**Task description**
Leaving the pictures aside, transcribe every line below exactly.

**Source data**

— Begin —

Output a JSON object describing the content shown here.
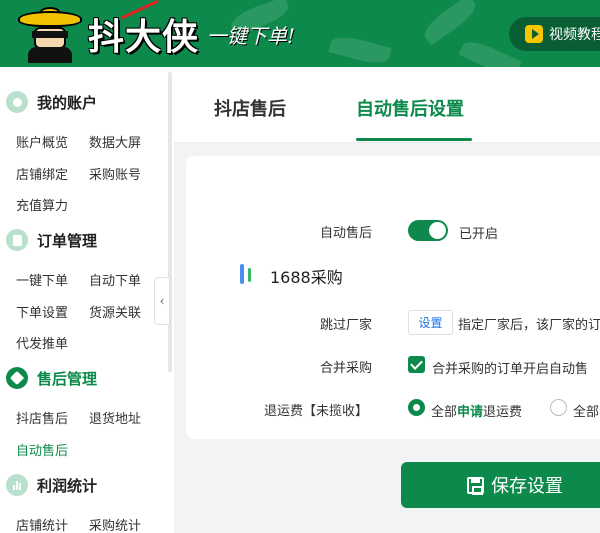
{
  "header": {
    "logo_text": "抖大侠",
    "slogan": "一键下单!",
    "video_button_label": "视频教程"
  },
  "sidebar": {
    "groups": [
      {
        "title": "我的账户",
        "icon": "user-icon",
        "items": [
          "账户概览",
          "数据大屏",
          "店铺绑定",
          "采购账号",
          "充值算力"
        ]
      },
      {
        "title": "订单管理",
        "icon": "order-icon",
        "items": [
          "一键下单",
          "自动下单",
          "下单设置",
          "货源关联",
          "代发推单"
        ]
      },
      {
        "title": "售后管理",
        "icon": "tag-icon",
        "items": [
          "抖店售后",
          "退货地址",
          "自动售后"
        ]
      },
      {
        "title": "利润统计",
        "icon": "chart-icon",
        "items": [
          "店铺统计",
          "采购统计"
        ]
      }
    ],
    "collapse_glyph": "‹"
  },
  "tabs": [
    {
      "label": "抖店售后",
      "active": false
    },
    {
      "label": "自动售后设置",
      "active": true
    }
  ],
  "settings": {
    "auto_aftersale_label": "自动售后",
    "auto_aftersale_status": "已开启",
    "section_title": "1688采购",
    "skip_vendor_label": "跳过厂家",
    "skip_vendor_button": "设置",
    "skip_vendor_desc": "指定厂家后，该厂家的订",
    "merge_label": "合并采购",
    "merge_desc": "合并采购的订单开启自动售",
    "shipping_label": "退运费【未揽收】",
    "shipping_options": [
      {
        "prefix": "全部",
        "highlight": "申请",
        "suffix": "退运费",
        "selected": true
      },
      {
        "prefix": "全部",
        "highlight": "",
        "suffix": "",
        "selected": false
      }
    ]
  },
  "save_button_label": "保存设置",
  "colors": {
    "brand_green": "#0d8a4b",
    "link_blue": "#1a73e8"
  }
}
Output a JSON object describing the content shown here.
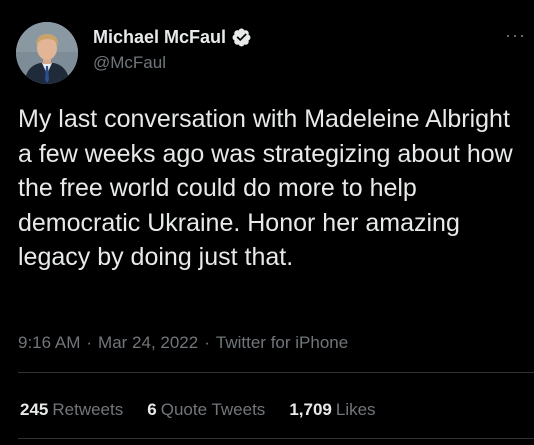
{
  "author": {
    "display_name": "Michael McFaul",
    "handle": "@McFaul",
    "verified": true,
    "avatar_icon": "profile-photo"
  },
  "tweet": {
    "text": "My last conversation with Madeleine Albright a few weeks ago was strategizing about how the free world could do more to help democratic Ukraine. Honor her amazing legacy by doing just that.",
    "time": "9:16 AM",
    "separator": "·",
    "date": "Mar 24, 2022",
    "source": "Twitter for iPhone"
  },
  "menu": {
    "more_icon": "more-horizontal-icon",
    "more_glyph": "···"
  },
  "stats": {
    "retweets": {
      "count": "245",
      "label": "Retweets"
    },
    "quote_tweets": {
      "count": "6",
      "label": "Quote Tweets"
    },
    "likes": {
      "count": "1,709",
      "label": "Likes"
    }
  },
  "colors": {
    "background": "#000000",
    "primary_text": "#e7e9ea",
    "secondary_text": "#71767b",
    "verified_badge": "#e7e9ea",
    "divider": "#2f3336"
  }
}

— End —

**Solved exercise**
Output a JSON object describing the content shown here.
{
  "header": {
    "logo_text": "抖大侠",
    "slogan": "一键下单!",
    "video_button_label": "视频教程"
  },
  "sidebar": {
    "groups": [
      {
        "title": "我的账户",
        "icon": "user-icon",
        "items": [
          "账户概览",
          "数据大屏",
          "店铺绑定",
          "采购账号",
          "充值算力"
        ]
      },
      {
        "title": "订单管理",
        "icon": "order-icon",
        "items": [
          "一键下单",
          "自动下单",
          "下单设置",
          "货源关联",
          "代发推单"
        ]
      },
      {
        "title": "售后管理",
        "icon": "tag-icon",
        "items": [
          "抖店售后",
          "退货地址",
          "自动售后"
        ]
      },
      {
        "title": "利润统计",
        "icon": "chart-icon",
        "items": [
          "店铺统计",
          "采购统计"
        ]
      }
    ],
    "collapse_glyph": "‹"
  },
  "tabs": [
    {
      "label": "抖店售后",
      "active": false
    },
    {
      "label": "自动售后设置",
      "active": true
    }
  ],
  "settings": {
    "auto_aftersale_label": "自动售后",
    "auto_aftersale_status": "已开启",
    "section_title": "1688采购",
    "skip_vendor_label": "跳过厂家",
    "skip_vendor_button": "设置",
    "skip_vendor_desc": "指定厂家后，该厂家的订",
    "merge_label": "合并采购",
    "merge_desc": "合并采购的订单开启自动售",
    "shipping_label": "退运费【未揽收】",
    "shipping_options": [
      {
        "prefix": "全部",
        "highlight": "申请",
        "suffix": "退运费",
        "selected": true
      },
      {
        "prefix": "全部",
        "highlight": "",
        "suffix": "",
        "selected": false
      }
    ]
  },
  "save_button_label": "保存设置",
  "colors": {
    "brand_green": "#0d8a4b",
    "link_blue": "#1a73e8"
  }
}
Output a JSON object describing the content shown here.
{
  "author": {
    "display_name": "Michael McFaul",
    "handle": "@McFaul",
    "verified": true,
    "avatar_icon": "profile-photo"
  },
  "tweet": {
    "text": "My last conversation with Madeleine Albright a few weeks ago was strategizing about how the free world could do more to help democratic Ukraine. Honor her amazing legacy by doing just that.",
    "time": "9:16 AM",
    "separator": "·",
    "date": "Mar 24, 2022",
    "source": "Twitter for iPhone"
  },
  "menu": {
    "more_icon": "more-horizontal-icon",
    "more_glyph": "···"
  },
  "stats": {
    "retweets": {
      "count": "245",
      "label": "Retweets"
    },
    "quote_tweets": {
      "count": "6",
      "label": "Quote Tweets"
    },
    "likes": {
      "count": "1,709",
      "label": "Likes"
    }
  },
  "colors": {
    "background": "#000000",
    "primary_text": "#e7e9ea",
    "secondary_text": "#71767b",
    "verified_badge": "#e7e9ea",
    "divider": "#2f3336"
  }
}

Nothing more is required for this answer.